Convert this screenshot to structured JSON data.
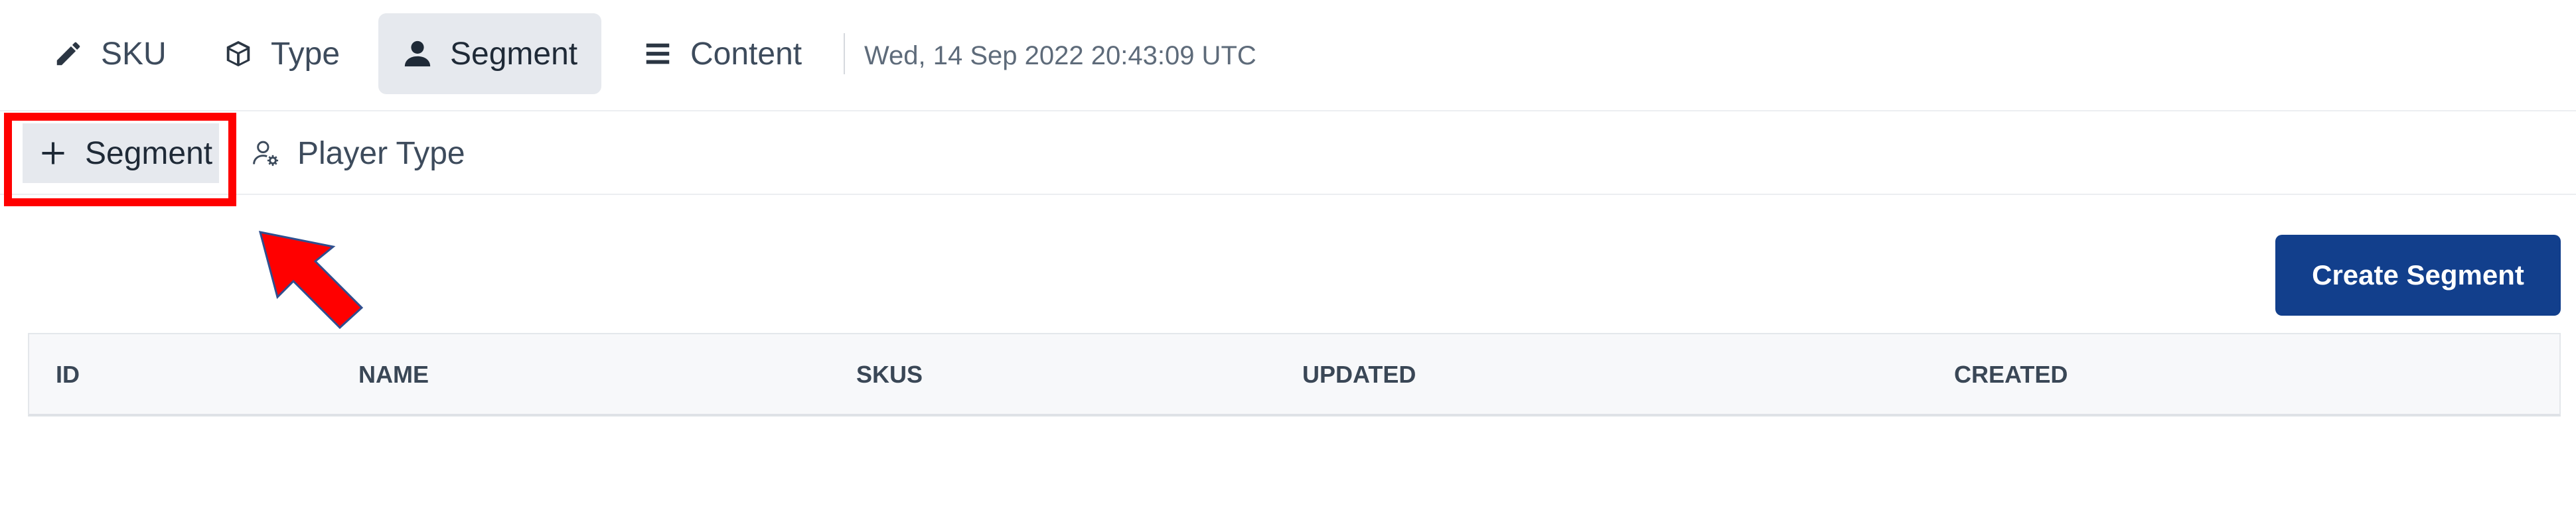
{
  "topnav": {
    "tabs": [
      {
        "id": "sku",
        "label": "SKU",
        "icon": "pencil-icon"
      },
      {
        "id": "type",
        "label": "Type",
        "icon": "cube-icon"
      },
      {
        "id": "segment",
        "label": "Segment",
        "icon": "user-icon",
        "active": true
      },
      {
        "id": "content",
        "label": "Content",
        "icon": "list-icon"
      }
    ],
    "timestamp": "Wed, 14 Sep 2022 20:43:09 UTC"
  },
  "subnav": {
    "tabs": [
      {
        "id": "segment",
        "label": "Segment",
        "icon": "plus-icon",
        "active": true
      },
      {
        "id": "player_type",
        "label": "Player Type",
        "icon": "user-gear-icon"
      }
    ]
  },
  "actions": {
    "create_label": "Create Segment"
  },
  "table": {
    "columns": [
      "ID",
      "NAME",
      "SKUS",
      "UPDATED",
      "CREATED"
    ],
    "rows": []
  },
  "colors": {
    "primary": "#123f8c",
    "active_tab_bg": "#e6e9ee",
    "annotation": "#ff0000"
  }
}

INSTRUCTION >>
Repeat each entry exactly as it appears; skip any picture.

SOLUTION FOR THIS EXERCISE >>
Convert this screenshot to structured JSON data.
{
  "topnav": {
    "tabs": [
      {
        "id": "sku",
        "label": "SKU",
        "icon": "pencil-icon"
      },
      {
        "id": "type",
        "label": "Type",
        "icon": "cube-icon"
      },
      {
        "id": "segment",
        "label": "Segment",
        "icon": "user-icon",
        "active": true
      },
      {
        "id": "content",
        "label": "Content",
        "icon": "list-icon"
      }
    ],
    "timestamp": "Wed, 14 Sep 2022 20:43:09 UTC"
  },
  "subnav": {
    "tabs": [
      {
        "id": "segment",
        "label": "Segment",
        "icon": "plus-icon",
        "active": true
      },
      {
        "id": "player_type",
        "label": "Player Type",
        "icon": "user-gear-icon"
      }
    ]
  },
  "actions": {
    "create_label": "Create Segment"
  },
  "table": {
    "columns": [
      "ID",
      "NAME",
      "SKUS",
      "UPDATED",
      "CREATED"
    ],
    "rows": []
  },
  "colors": {
    "primary": "#123f8c",
    "active_tab_bg": "#e6e9ee",
    "annotation": "#ff0000"
  }
}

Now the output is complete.